» Job
Copy out every line in which the string "ποσοστά" occurs.
******************************
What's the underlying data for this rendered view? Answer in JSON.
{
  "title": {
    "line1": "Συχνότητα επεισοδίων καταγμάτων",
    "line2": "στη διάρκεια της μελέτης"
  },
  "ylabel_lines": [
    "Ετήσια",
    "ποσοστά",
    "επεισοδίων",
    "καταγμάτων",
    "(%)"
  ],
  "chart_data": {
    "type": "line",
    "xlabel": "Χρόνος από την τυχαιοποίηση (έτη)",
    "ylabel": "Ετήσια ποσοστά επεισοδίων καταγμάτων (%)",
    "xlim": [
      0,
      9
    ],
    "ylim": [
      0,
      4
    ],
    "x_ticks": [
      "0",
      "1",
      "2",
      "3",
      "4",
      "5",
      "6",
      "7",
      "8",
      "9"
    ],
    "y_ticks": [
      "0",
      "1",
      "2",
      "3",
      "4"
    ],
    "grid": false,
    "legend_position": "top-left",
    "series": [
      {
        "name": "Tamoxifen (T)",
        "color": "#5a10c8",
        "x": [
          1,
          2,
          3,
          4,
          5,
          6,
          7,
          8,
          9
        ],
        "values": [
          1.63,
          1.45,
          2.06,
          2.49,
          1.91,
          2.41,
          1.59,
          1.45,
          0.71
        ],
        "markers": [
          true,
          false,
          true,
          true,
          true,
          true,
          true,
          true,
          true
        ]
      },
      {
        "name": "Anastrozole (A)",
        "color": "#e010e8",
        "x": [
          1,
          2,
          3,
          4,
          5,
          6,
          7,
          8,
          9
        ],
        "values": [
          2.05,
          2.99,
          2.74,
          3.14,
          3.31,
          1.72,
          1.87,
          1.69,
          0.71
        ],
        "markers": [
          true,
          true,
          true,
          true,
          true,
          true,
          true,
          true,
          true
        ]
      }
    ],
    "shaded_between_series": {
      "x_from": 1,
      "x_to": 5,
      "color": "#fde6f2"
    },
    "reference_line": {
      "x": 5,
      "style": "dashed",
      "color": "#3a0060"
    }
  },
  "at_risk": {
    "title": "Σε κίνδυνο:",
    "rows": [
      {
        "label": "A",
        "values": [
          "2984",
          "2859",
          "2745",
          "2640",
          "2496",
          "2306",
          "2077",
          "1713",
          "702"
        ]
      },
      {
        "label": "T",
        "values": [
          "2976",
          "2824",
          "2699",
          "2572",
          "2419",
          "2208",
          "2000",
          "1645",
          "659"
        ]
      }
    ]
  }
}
******************************
» Finished answer
    "ποσοστά",
    "ylabel": "Ετήσια ποσοστά επεισοδίων καταγμάτων (%)",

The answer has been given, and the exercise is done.